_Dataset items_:

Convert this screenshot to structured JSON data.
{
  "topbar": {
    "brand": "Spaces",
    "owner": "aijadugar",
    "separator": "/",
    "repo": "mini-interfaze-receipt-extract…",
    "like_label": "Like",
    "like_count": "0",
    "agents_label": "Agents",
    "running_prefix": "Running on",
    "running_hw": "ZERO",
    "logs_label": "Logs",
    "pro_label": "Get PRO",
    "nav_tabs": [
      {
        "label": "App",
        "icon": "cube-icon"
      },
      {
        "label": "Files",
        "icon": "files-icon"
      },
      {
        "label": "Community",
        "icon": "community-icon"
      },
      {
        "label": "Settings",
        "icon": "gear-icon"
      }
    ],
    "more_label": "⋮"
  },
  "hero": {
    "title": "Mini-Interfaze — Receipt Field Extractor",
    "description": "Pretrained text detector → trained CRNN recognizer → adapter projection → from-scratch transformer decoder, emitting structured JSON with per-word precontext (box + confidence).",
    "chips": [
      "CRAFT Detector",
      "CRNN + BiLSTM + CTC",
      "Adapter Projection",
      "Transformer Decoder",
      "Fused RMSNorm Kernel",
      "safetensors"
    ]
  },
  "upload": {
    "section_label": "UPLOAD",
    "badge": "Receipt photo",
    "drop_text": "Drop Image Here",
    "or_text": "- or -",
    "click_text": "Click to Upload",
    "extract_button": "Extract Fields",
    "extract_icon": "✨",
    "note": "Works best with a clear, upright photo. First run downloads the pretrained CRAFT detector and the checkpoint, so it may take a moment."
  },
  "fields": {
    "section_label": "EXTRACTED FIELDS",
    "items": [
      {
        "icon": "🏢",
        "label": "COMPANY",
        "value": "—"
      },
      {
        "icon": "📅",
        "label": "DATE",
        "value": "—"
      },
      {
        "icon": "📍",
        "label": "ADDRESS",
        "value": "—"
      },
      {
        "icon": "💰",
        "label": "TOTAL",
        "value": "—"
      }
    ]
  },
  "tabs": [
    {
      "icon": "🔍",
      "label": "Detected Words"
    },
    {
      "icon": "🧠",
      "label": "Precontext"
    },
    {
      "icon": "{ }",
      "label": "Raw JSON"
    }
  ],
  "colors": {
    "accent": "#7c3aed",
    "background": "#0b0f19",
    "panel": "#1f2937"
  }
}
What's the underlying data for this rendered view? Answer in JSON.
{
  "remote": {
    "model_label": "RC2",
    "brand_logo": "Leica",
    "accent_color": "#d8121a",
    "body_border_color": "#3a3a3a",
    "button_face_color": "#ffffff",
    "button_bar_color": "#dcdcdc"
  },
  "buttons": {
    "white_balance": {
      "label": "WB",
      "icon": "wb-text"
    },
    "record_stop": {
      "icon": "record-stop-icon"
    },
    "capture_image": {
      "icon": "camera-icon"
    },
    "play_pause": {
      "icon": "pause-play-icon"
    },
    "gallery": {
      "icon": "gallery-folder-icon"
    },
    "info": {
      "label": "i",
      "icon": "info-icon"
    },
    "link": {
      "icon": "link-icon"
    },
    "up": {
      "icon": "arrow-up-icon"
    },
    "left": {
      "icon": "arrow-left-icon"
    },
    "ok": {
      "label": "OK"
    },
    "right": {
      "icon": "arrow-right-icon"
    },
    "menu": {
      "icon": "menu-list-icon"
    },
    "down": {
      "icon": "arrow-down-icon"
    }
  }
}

_WHAT NEEDS TO BE DONE_: Copy every line verbatim.

_RESPONSE_:
Convert this screenshot to structured JSON data.
{
  "topbar": {
    "brand": "Spaces",
    "owner": "aijadugar",
    "separator": "/",
    "repo": "mini-interfaze-receipt-extract…",
    "like_label": "Like",
    "like_count": "0",
    "agents_label": "Agents",
    "running_prefix": "Running on",
    "running_hw": "ZERO",
    "logs_label": "Logs",
    "pro_label": "Get PRO",
    "nav_tabs": [
      {
        "label": "App",
        "icon": "cube-icon"
      },
      {
        "label": "Files",
        "icon": "files-icon"
      },
      {
        "label": "Community",
        "icon": "community-icon"
      },
      {
        "label": "Settings",
        "icon": "gear-icon"
      }
    ],
    "more_label": "⋮"
  },
  "hero": {
    "title": "Mini-Interfaze — Receipt Field Extractor",
    "description": "Pretrained text detector → trained CRNN recognizer → adapter projection → from-scratch transformer decoder, emitting structured JSON with per-word precontext (box + confidence).",
    "chips": [
      "CRAFT Detector",
      "CRNN + BiLSTM + CTC",
      "Adapter Projection",
      "Transformer Decoder",
      "Fused RMSNorm Kernel",
      "safetensors"
    ]
  },
  "upload": {
    "section_label": "UPLOAD",
    "badge": "Receipt photo",
    "drop_text": "Drop Image Here",
    "or_text": "- or -",
    "click_text": "Click to Upload",
    "extract_button": "Extract Fields",
    "extract_icon": "✨",
    "note": "Works best with a clear, upright photo. First run downloads the pretrained CRAFT detector and the checkpoint, so it may take a moment."
  },
  "fields": {
    "section_label": "EXTRACTED FIELDS",
    "items": [
      {
        "icon": "🏢",
        "label": "COMPANY",
        "value": "—"
      },
      {
        "icon": "📅",
        "label": "DATE",
        "value": "—"
      },
      {
        "icon": "📍",
        "label": "ADDRESS",
        "value": "—"
      },
      {
        "icon": "💰",
        "label": "TOTAL",
        "value": "—"
      }
    ]
  },
  "tabs": [
    {
      "icon": "🔍",
      "label": "Detected Words"
    },
    {
      "icon": "🧠",
      "label": "Precontext"
    },
    {
      "icon": "{ }",
      "label": "Raw JSON"
    }
  ],
  "colors": {
    "accent": "#7c3aed",
    "background": "#0b0f19",
    "panel": "#1f2937"
  }
}
What's the underlying data for this rendered view? Answer in JSON.
{
  "remote": {
    "model_label": "RC2",
    "brand_logo": "Leica",
    "accent_color": "#d8121a",
    "body_border_color": "#3a3a3a",
    "button_face_color": "#ffffff",
    "button_bar_color": "#dcdcdc"
  },
  "buttons": {
    "white_balance": {
      "label": "WB",
      "icon": "wb-text"
    },
    "record_stop": {
      "icon": "record-stop-icon"
    },
    "capture_image": {
      "icon": "camera-icon"
    },
    "play_pause": {
      "icon": "pause-play-icon"
    },
    "gallery": {
      "icon": "gallery-folder-icon"
    },
    "info": {
      "label": "i",
      "icon": "info-icon"
    },
    "link": {
      "icon": "link-icon"
    },
    "up": {
      "icon": "arrow-up-icon"
    },
    "left": {
      "icon": "arrow-left-icon"
    },
    "ok": {
      "label": "OK"
    },
    "right": {
      "icon": "arrow-right-icon"
    },
    "menu": {
      "icon": "menu-list-icon"
    },
    "down": {
      "icon": "arrow-down-icon"
    }
  }
}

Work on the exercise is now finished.